* [Exercise description]
Give the number of lines below that contain "text", with no other output.
::::::
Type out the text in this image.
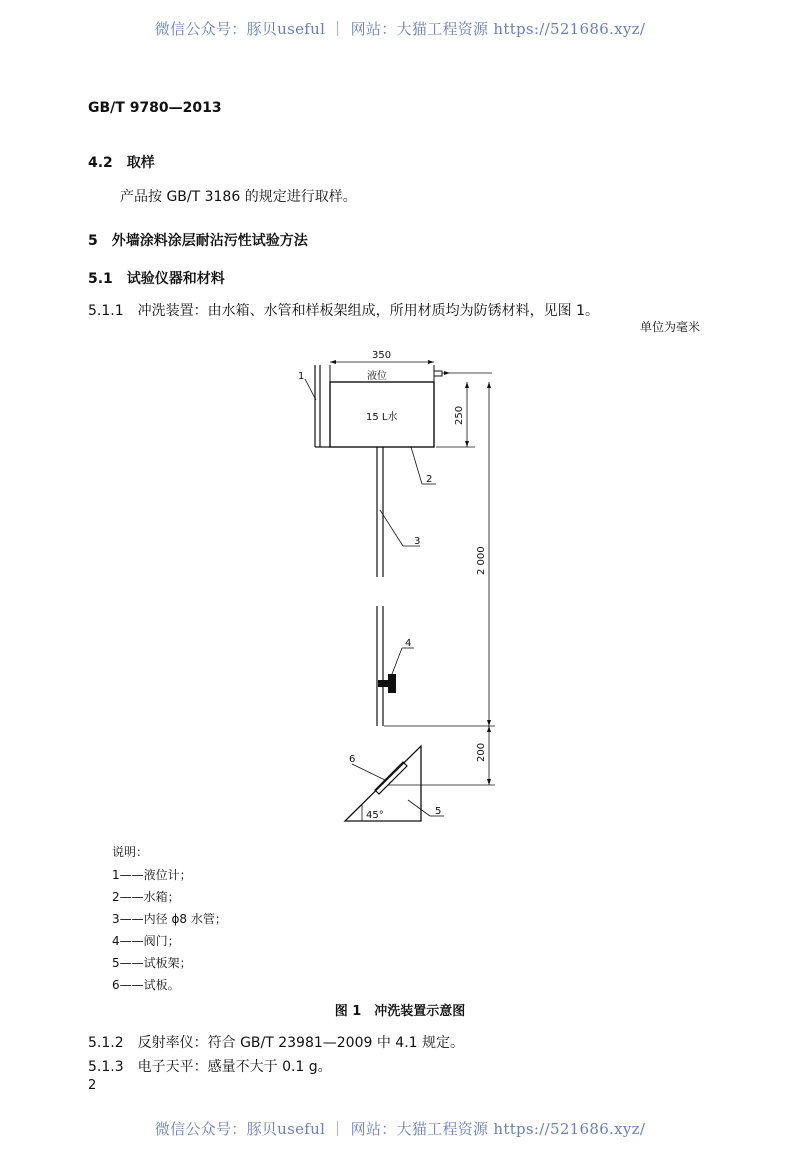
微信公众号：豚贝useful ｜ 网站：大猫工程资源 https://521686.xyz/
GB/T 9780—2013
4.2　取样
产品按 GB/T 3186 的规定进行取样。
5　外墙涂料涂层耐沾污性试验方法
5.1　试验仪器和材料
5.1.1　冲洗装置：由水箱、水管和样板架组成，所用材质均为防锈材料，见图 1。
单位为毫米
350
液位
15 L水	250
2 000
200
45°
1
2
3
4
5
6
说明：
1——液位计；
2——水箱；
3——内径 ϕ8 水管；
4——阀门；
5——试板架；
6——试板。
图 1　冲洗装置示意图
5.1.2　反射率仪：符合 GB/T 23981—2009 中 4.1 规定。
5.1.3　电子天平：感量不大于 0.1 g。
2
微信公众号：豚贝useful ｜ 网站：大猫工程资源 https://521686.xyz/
::::::
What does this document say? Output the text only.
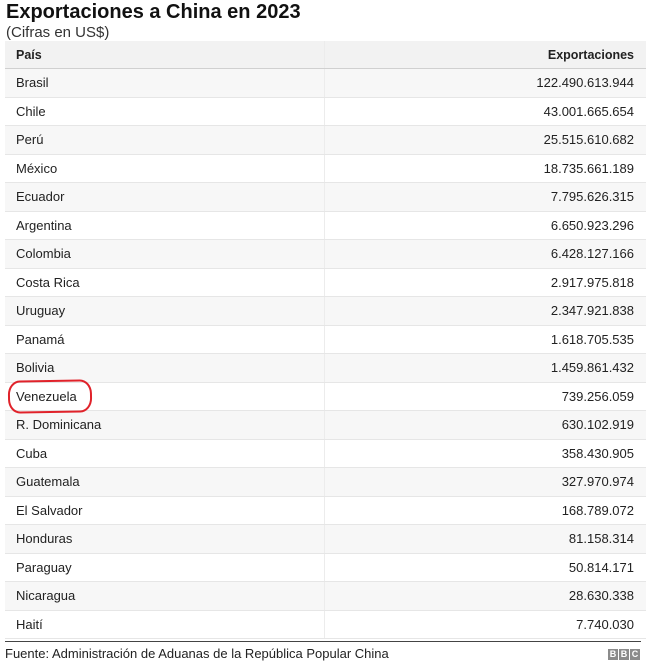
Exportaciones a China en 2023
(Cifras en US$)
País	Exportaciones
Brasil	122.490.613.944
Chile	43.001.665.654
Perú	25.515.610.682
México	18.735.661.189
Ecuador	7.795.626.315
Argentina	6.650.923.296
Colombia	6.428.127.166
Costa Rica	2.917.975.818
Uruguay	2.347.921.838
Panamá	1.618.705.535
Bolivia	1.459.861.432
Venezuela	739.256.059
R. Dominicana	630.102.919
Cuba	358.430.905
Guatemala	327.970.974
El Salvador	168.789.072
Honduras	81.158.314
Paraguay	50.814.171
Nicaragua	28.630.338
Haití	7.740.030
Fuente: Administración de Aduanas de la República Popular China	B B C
::::::
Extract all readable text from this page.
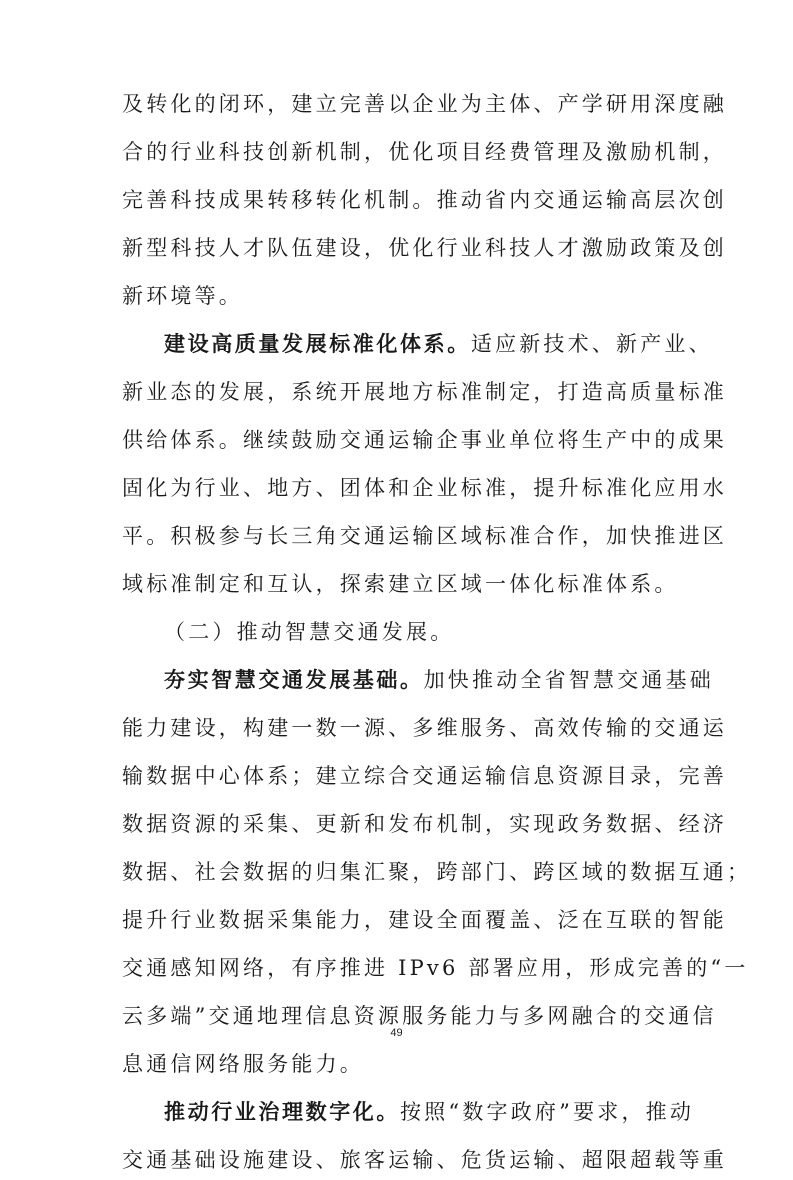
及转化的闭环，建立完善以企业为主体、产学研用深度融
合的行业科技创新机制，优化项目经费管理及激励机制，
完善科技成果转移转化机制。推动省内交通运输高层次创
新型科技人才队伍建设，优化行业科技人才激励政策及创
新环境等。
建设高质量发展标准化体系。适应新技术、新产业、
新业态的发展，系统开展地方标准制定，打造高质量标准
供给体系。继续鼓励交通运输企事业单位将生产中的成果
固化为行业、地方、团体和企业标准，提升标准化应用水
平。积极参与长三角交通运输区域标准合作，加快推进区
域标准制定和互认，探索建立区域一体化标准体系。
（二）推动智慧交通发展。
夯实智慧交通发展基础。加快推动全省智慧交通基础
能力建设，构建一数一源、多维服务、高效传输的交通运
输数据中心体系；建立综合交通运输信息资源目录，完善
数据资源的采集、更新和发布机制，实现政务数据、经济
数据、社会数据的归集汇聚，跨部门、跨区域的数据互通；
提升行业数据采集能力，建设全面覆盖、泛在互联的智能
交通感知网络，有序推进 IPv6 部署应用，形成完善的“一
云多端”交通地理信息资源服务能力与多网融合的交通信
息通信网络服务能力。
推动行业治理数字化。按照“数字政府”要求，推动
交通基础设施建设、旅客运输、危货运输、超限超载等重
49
::::::
* [Full solution]
3